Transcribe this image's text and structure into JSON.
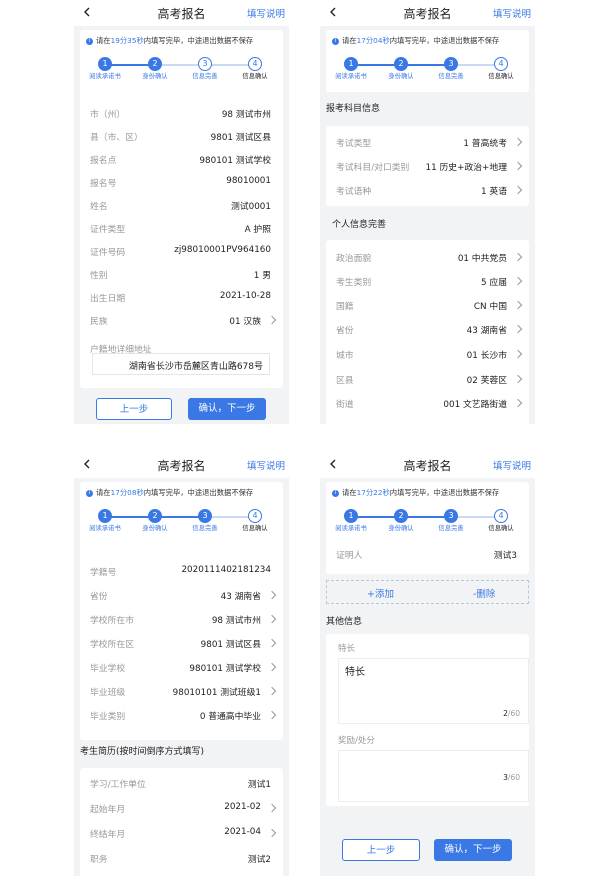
{
  "common": {
    "title": "高考报名",
    "help_link": "填写说明",
    "notice_prefix": "请在",
    "notice_suffix": "内填写完毕，中途退出数据不保存",
    "step_labels": [
      "阅读承诺书",
      "身份确认",
      "信息完善",
      "信息确认"
    ],
    "step_numbers": [
      "1",
      "2",
      "3",
      "4"
    ],
    "prev_button": "上一步",
    "next_button": "确认，下一步",
    "accent_color": "#3a78e6"
  },
  "screen1": {
    "timer": "19分35秒",
    "current_step": 2,
    "rows": [
      {
        "label": "市（州）",
        "value": "98 测试市州"
      },
      {
        "label": "县（市、区）",
        "value": "9801 测试区县"
      },
      {
        "label": "报名点",
        "value": "980101 测试学校"
      },
      {
        "label": "报名号",
        "value": "98010001"
      },
      {
        "label": "姓名",
        "value": "测试0001"
      },
      {
        "label": "证件类型",
        "value": "A 护照"
      },
      {
        "label": "证件号码",
        "value": "zj98010001PV964160"
      },
      {
        "label": "性别",
        "value": "1 男"
      },
      {
        "label": "出生日期",
        "value": "2021-10-28"
      },
      {
        "label": "民族",
        "value": "01 汉族"
      }
    ],
    "address_label": "户籍地详细地址",
    "address_value": "湖南省长沙市岳麓区青山路678号"
  },
  "screen2": {
    "timer": "17分04秒",
    "current_step": 3,
    "section_subjects": "报考科目信息",
    "subject_rows": [
      {
        "label": "考试类型",
        "value": "1 普高统考"
      },
      {
        "label": "考试科目/对口类别",
        "value": "11 历史+政治+地理"
      },
      {
        "label": "考试语种",
        "value": "1 英语"
      }
    ],
    "section_personal": "个人信息完善",
    "personal_rows": [
      {
        "label": "政治面貌",
        "value": "01 中共党员"
      },
      {
        "label": "考生类别",
        "value": "5 应届"
      },
      {
        "label": "国籍",
        "value": "CN 中国"
      },
      {
        "label": "省份",
        "value": "43 湖南省"
      },
      {
        "label": "城市",
        "value": "01 长沙市"
      },
      {
        "label": "区县",
        "value": "02 芙蓉区"
      },
      {
        "label": "街道",
        "value": "001 文艺路街道"
      }
    ]
  },
  "screen3": {
    "timer": "17分08秒",
    "current_step": 3,
    "rows": [
      {
        "label": "学籍号",
        "value": "2020111402181234"
      },
      {
        "label": "省份",
        "value": "43 湖南省"
      },
      {
        "label": "学校所在市",
        "value": "98 测试市州"
      },
      {
        "label": "学校所在区",
        "value": "9801 测试区县"
      },
      {
        "label": "毕业学校",
        "value": "980101 测试学校"
      },
      {
        "label": "毕业班级",
        "value": "98010101 测试班级1"
      },
      {
        "label": "毕业类别",
        "value": "0 普通高中毕业"
      }
    ],
    "section_resume": "考生简历(按时间倒序方式填写)",
    "resume_rows": [
      {
        "label": "学习/工作单位",
        "value": "测试1"
      },
      {
        "label": "起始年月",
        "value": "2021-02"
      },
      {
        "label": "终结年月",
        "value": "2021-04"
      },
      {
        "label": "职务",
        "value": "测试2"
      }
    ]
  },
  "screen4": {
    "timer": "17分22秒",
    "current_step": 3,
    "partial_label": "证明人",
    "partial_value": "测试3",
    "add_label": "+添加",
    "delete_label": "-删除",
    "section_other": "其他信息",
    "specialty_label": "特长",
    "specialty_value": "特长",
    "specialty_count": "2",
    "specialty_max": "/60",
    "award_label": "奖励/处分",
    "award_count": "3",
    "award_max": "/60"
  }
}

=======

From the data above, gather every line that includes the word "timer".

    "timer": "19分35秒",
    "timer": "17分04秒",
    "timer": "17分08秒",
    "timer": "17分22秒",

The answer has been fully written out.